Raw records
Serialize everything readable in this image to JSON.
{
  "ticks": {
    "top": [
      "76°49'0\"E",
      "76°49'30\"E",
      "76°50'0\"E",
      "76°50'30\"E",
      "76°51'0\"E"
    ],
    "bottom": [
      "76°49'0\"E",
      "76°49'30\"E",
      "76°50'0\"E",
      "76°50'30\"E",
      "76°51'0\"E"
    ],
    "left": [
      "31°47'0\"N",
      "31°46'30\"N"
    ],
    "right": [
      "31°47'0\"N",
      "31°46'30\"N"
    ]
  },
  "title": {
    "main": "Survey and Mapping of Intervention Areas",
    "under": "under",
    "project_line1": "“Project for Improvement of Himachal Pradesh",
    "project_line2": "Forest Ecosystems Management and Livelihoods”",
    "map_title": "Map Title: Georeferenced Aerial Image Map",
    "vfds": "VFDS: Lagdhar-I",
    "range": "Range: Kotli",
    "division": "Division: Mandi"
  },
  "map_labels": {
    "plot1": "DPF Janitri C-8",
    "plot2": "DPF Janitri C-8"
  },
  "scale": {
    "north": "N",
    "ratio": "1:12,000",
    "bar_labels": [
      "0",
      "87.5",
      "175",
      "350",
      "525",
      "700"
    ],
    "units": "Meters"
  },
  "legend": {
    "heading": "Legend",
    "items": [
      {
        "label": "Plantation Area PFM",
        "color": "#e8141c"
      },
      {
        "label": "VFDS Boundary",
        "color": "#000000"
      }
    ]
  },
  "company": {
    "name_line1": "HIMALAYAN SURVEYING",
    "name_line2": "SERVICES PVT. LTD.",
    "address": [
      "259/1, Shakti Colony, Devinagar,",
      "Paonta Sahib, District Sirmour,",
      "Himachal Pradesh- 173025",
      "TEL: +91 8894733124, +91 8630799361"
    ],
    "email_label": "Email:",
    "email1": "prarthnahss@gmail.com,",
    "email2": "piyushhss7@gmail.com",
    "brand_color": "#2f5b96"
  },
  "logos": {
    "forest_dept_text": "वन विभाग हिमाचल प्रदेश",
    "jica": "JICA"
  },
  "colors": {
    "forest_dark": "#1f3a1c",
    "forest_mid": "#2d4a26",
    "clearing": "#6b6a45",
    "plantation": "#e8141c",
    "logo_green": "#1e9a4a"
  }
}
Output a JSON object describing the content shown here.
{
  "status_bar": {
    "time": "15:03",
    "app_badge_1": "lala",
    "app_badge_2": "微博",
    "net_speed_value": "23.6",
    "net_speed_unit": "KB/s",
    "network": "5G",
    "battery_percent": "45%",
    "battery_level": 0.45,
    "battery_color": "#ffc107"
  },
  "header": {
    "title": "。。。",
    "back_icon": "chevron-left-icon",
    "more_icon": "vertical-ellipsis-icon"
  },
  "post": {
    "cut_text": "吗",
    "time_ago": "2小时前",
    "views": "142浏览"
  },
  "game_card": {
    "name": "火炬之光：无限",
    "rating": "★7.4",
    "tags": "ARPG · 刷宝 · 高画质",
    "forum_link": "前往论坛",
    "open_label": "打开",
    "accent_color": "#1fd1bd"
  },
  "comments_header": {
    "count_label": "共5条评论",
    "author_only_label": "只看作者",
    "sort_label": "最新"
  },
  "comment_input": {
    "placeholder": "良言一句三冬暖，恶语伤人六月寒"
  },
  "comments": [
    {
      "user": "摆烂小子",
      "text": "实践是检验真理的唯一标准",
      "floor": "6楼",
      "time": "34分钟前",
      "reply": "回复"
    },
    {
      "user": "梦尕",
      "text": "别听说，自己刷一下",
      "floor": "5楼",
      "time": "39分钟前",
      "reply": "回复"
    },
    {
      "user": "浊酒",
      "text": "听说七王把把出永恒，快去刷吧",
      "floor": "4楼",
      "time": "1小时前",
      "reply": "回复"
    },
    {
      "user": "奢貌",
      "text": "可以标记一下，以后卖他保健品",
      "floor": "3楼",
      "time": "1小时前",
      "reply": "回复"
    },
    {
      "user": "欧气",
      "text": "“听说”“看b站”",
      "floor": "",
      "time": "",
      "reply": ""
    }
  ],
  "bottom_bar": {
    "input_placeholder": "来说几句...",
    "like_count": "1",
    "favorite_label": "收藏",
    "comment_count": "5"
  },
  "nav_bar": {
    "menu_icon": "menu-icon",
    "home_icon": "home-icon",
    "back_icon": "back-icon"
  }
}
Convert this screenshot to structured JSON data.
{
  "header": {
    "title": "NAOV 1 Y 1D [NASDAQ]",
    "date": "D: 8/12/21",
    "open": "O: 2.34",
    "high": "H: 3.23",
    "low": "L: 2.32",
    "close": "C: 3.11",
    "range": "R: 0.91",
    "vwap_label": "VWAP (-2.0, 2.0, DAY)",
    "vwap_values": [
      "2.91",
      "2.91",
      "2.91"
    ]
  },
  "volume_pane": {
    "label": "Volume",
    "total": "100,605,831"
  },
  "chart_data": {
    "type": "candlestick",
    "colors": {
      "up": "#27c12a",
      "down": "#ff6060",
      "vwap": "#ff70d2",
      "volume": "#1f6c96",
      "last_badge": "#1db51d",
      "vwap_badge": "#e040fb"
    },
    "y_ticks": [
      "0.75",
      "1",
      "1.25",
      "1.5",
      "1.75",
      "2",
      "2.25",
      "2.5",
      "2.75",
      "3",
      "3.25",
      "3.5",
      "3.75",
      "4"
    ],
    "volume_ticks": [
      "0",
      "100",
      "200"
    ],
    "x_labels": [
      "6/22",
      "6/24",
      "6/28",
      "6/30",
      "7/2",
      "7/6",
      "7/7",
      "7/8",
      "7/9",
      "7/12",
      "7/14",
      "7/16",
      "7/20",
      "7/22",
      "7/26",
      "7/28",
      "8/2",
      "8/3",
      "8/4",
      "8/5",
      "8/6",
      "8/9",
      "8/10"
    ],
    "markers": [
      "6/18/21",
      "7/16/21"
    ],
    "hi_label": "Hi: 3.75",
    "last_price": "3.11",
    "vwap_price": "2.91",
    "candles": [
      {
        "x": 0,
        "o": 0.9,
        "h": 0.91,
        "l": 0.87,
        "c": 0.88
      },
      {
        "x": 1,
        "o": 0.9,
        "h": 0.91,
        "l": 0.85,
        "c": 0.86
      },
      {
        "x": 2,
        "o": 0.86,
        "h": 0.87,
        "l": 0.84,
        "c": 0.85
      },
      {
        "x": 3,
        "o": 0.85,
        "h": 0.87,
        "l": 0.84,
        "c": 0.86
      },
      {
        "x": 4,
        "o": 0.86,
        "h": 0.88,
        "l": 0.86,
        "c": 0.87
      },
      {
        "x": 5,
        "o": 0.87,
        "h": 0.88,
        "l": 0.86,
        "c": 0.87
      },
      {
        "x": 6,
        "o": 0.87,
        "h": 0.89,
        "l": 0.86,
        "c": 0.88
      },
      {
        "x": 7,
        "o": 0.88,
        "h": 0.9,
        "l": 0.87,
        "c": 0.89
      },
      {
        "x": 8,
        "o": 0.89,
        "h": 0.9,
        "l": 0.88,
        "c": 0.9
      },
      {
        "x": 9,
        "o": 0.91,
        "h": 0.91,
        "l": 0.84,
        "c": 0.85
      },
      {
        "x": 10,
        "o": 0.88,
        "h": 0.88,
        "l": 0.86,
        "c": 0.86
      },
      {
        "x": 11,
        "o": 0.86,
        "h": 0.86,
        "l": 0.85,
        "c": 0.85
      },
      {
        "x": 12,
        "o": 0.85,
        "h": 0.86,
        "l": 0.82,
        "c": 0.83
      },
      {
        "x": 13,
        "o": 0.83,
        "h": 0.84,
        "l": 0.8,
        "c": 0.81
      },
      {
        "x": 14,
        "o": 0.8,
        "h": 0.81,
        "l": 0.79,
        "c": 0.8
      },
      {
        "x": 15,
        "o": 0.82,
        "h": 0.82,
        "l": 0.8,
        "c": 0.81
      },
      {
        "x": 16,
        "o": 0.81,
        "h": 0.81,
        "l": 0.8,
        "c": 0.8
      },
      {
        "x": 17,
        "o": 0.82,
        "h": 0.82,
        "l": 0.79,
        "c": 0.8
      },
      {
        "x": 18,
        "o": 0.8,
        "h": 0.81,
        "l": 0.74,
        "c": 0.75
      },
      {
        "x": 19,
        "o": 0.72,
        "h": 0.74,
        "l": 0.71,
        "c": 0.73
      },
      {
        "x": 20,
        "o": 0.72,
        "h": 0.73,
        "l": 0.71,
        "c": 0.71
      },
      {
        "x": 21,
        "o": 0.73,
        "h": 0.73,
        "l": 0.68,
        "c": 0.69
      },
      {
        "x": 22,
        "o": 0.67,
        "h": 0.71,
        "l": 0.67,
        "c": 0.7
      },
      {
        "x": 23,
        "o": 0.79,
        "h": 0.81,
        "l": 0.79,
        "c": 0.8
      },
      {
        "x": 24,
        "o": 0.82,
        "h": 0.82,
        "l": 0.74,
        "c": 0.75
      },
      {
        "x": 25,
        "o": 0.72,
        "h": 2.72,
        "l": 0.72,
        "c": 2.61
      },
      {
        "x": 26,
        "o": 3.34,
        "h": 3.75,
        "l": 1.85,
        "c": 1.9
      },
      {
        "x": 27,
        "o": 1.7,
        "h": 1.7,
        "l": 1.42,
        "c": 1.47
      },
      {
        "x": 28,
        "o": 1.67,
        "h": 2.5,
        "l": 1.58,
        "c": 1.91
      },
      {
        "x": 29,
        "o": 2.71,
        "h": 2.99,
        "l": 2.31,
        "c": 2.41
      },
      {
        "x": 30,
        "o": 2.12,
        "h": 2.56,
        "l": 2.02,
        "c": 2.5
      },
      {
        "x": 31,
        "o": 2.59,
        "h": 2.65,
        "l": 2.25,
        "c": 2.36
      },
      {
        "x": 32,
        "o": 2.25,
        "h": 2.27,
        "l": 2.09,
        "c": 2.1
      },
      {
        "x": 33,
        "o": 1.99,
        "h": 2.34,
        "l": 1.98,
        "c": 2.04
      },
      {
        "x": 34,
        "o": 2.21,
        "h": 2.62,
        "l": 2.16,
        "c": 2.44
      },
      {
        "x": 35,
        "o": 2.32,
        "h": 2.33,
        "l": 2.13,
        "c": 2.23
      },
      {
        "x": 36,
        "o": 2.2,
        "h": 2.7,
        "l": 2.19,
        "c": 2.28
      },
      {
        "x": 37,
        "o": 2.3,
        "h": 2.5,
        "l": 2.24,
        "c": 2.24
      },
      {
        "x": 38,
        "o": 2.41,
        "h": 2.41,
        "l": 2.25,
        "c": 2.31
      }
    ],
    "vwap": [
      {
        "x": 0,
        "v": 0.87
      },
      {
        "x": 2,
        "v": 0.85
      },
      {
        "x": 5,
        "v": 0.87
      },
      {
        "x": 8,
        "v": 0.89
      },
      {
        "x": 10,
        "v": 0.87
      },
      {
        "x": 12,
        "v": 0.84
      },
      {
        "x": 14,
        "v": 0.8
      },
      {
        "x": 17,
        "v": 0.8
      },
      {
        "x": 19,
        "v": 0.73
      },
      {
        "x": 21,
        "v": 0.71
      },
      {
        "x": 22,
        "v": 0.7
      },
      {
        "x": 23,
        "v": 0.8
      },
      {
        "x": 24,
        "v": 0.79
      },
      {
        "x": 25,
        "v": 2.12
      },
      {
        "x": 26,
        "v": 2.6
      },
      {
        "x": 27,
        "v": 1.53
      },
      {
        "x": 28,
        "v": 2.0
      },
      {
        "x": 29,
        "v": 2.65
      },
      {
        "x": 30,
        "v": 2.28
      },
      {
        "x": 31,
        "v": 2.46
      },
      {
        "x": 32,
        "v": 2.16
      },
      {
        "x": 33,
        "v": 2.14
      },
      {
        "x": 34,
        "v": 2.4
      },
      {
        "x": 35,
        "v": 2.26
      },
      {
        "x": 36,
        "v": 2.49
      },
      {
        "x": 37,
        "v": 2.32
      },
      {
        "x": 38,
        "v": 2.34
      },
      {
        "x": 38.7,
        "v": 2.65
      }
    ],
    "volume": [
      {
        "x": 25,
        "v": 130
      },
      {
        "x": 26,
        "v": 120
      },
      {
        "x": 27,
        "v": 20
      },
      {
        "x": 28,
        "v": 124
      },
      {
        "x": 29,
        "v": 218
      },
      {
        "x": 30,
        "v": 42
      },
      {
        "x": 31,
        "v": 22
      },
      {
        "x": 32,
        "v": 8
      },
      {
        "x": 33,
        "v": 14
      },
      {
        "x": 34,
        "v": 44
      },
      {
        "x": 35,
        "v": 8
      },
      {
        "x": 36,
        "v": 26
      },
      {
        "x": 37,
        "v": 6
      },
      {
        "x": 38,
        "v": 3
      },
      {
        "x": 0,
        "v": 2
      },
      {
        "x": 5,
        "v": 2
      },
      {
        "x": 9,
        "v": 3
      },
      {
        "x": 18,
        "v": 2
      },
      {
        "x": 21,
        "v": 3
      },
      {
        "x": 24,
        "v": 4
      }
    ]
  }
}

SHORT EXERCISE
Of all the lines above, how many contain the word "VFDS"? Answer with only the number.

TASK SOLUTION
2